**WORK TO BE COMPLETED:**
Copy out every line of the listing below word for word.
============
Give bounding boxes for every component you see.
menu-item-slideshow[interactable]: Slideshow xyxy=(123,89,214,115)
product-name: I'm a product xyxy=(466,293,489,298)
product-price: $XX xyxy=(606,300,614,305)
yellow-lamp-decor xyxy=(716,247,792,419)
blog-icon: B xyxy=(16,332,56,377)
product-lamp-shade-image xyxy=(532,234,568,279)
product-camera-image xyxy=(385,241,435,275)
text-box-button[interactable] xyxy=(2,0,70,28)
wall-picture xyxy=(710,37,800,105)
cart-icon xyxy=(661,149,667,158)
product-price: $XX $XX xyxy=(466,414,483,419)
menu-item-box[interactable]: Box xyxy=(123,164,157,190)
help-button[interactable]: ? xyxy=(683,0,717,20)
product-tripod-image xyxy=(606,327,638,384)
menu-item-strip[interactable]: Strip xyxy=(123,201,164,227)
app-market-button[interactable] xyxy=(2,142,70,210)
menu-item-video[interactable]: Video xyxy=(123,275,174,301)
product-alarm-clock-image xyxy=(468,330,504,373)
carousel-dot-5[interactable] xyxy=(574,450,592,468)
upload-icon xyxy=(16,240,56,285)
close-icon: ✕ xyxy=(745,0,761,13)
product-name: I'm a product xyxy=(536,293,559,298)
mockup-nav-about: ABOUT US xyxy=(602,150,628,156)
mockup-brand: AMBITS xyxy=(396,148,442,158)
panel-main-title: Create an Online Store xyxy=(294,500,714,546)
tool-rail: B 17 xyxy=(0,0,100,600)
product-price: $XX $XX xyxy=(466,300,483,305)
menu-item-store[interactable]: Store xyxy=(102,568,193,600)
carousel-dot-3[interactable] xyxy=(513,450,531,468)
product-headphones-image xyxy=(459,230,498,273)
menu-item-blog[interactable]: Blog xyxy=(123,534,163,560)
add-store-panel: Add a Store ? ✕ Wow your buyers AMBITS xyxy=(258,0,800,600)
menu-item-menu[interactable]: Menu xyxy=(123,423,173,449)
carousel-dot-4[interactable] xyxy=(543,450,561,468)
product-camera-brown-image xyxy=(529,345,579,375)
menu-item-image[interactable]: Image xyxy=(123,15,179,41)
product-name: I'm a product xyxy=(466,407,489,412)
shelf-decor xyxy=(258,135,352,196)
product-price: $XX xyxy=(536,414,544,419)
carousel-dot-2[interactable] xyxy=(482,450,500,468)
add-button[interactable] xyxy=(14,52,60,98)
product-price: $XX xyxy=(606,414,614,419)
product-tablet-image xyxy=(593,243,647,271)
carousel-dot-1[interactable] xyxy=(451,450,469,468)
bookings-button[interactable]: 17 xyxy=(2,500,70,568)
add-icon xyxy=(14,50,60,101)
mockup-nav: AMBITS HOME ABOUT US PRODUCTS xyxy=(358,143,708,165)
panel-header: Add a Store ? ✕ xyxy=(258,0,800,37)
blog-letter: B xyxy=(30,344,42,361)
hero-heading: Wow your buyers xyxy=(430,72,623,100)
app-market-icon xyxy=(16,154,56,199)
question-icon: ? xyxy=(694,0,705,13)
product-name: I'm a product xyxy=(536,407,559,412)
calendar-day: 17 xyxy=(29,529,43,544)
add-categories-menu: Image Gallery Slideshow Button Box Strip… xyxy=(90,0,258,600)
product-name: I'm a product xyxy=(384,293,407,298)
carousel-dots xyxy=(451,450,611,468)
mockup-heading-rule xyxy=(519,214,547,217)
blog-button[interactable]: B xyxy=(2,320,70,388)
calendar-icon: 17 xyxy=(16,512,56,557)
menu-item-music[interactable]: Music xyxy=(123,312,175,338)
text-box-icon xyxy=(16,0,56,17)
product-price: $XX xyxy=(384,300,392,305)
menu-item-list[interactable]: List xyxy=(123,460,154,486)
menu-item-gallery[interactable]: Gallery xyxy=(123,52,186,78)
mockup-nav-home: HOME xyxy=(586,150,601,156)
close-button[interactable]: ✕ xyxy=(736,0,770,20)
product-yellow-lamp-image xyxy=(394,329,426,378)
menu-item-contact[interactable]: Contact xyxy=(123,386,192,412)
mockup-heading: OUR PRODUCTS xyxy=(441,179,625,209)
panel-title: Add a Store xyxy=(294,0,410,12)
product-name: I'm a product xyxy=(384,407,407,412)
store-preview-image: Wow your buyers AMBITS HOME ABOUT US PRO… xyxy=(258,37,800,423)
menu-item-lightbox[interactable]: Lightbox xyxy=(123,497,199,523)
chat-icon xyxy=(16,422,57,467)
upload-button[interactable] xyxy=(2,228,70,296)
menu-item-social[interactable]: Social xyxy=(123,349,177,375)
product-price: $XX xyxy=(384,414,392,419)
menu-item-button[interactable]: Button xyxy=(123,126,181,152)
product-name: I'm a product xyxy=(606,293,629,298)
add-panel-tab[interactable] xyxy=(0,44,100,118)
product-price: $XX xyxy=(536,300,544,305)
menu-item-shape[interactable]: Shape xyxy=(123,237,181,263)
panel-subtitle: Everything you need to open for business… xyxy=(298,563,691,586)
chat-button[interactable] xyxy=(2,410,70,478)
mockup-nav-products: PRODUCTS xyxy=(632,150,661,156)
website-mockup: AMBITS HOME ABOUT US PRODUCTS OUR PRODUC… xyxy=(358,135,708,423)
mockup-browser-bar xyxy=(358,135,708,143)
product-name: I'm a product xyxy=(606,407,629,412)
============
**TASK RESULT:**
Give bounding boxes for every component you see.
menu-item-slideshow[interactable]: Slideshow xyxy=(123,89,214,115)
product-name: I'm a product xyxy=(466,293,489,298)
product-price: $XX xyxy=(606,300,614,305)
yellow-lamp-decor xyxy=(716,247,792,419)
blog-icon: B xyxy=(16,332,56,377)
product-lamp-shade-image xyxy=(532,234,568,279)
product-camera-image xyxy=(385,241,435,275)
text-box-button[interactable] xyxy=(2,0,70,28)
wall-picture xyxy=(710,37,800,105)
cart-icon xyxy=(661,149,667,158)
product-price: $XX $XX xyxy=(466,414,483,419)
menu-item-box[interactable]: Box xyxy=(123,164,157,190)
help-button[interactable]: ? xyxy=(683,0,717,20)
product-tripod-image xyxy=(606,327,638,384)
menu-item-strip[interactable]: Strip xyxy=(123,201,164,227)
app-market-button[interactable] xyxy=(2,142,70,210)
menu-item-video[interactable]: Video xyxy=(123,275,174,301)
product-alarm-clock-image xyxy=(468,330,504,373)
carousel-dot-5[interactable] xyxy=(574,450,592,468)
upload-icon xyxy=(16,240,56,285)
close-icon: ✕ xyxy=(745,0,761,13)
product-name: I'm a product xyxy=(536,293,559,298)
mockup-nav-about: ABOUT US xyxy=(602,150,628,156)
mockup-brand: AMBITS xyxy=(396,148,442,158)
panel-main-title: Create an Online Store xyxy=(294,500,714,546)
tool-rail: B 17 xyxy=(0,0,100,600)
product-price: $XX $XX xyxy=(466,300,483,305)
menu-item-store[interactable]: Store xyxy=(102,568,193,600)
carousel-dot-3[interactable] xyxy=(513,450,531,468)
product-headphones-image xyxy=(459,230,498,273)
menu-item-blog[interactable]: Blog xyxy=(123,534,163,560)
add-store-panel: Add a Store ? ✕ Wow your buyers AMBITS xyxy=(258,0,800,600)
menu-item-menu[interactable]: Menu xyxy=(123,423,173,449)
carousel-dot-4[interactable] xyxy=(543,450,561,468)
product-camera-brown-image xyxy=(529,345,579,375)
menu-item-image[interactable]: Image xyxy=(123,15,179,41)
product-name: I'm a product xyxy=(466,407,489,412)
shelf-decor xyxy=(258,135,352,196)
product-price: $XX xyxy=(536,414,544,419)
carousel-dot-2[interactable] xyxy=(482,450,500,468)
add-button[interactable] xyxy=(14,52,60,98)
product-price: $XX xyxy=(606,414,614,419)
product-tablet-image xyxy=(593,243,647,271)
carousel-dot-1[interactable] xyxy=(451,450,469,468)
bookings-button[interactable]: 17 xyxy=(2,500,70,568)
add-icon xyxy=(14,50,60,101)
mockup-nav: AMBITS HOME ABOUT US PRODUCTS xyxy=(358,143,708,165)
panel-header: Add a Store ? ✕ xyxy=(258,0,800,37)
blog-letter: B xyxy=(30,344,42,361)
hero-heading: Wow your buyers xyxy=(430,72,623,100)
app-market-icon xyxy=(16,154,56,199)
question-icon: ? xyxy=(694,0,705,13)
product-name: I'm a product xyxy=(536,407,559,412)
calendar-day: 17 xyxy=(29,529,43,544)
add-categories-menu: Image Gallery Slideshow Button Box Strip… xyxy=(90,0,258,600)
product-name: I'm a product xyxy=(384,293,407,298)
carousel-dots xyxy=(451,450,611,468)
mockup-heading-rule xyxy=(519,214,547,217)
blog-button[interactable]: B xyxy=(2,320,70,388)
calendar-icon: 17 xyxy=(16,512,56,557)
menu-item-music[interactable]: Music xyxy=(123,312,175,338)
text-box-icon xyxy=(16,0,56,17)
product-price: $XX xyxy=(384,300,392,305)
menu-item-list[interactable]: List xyxy=(123,460,154,486)
menu-item-gallery[interactable]: Gallery xyxy=(123,52,186,78)
mockup-nav-home: HOME xyxy=(586,150,601,156)
close-button[interactable]: ✕ xyxy=(736,0,770,20)
product-yellow-lamp-image xyxy=(394,329,426,378)
menu-item-contact[interactable]: Contact xyxy=(123,386,192,412)
mockup-heading: OUR PRODUCTS xyxy=(441,179,625,209)
panel-title: Add a Store xyxy=(294,0,410,12)
product-name: I'm a product xyxy=(384,407,407,412)
store-preview-image: Wow your buyers AMBITS HOME ABOUT US PRO… xyxy=(258,37,800,423)
menu-item-lightbox[interactable]: Lightbox xyxy=(123,497,199,523)
chat-icon xyxy=(16,422,57,467)
upload-button[interactable] xyxy=(2,228,70,296)
menu-item-social[interactable]: Social xyxy=(123,349,177,375)
product-price: $XX xyxy=(384,414,392,419)
menu-item-button[interactable]: Button xyxy=(123,126,181,152)
product-name: I'm a product xyxy=(606,293,629,298)
add-panel-tab[interactable] xyxy=(0,44,100,118)
product-price: $XX xyxy=(536,300,544,305)
menu-item-shape[interactable]: Shape xyxy=(123,237,181,263)
panel-subtitle: Everything you need to open for business… xyxy=(298,563,691,586)
chat-button[interactable] xyxy=(2,410,70,478)
mockup-nav-products: PRODUCTS xyxy=(632,150,661,156)
website-mockup: AMBITS HOME ABOUT US PRODUCTS OUR PRODUC… xyxy=(358,135,708,423)
mockup-browser-bar xyxy=(358,135,708,143)
product-name: I'm a product xyxy=(606,407,629,412)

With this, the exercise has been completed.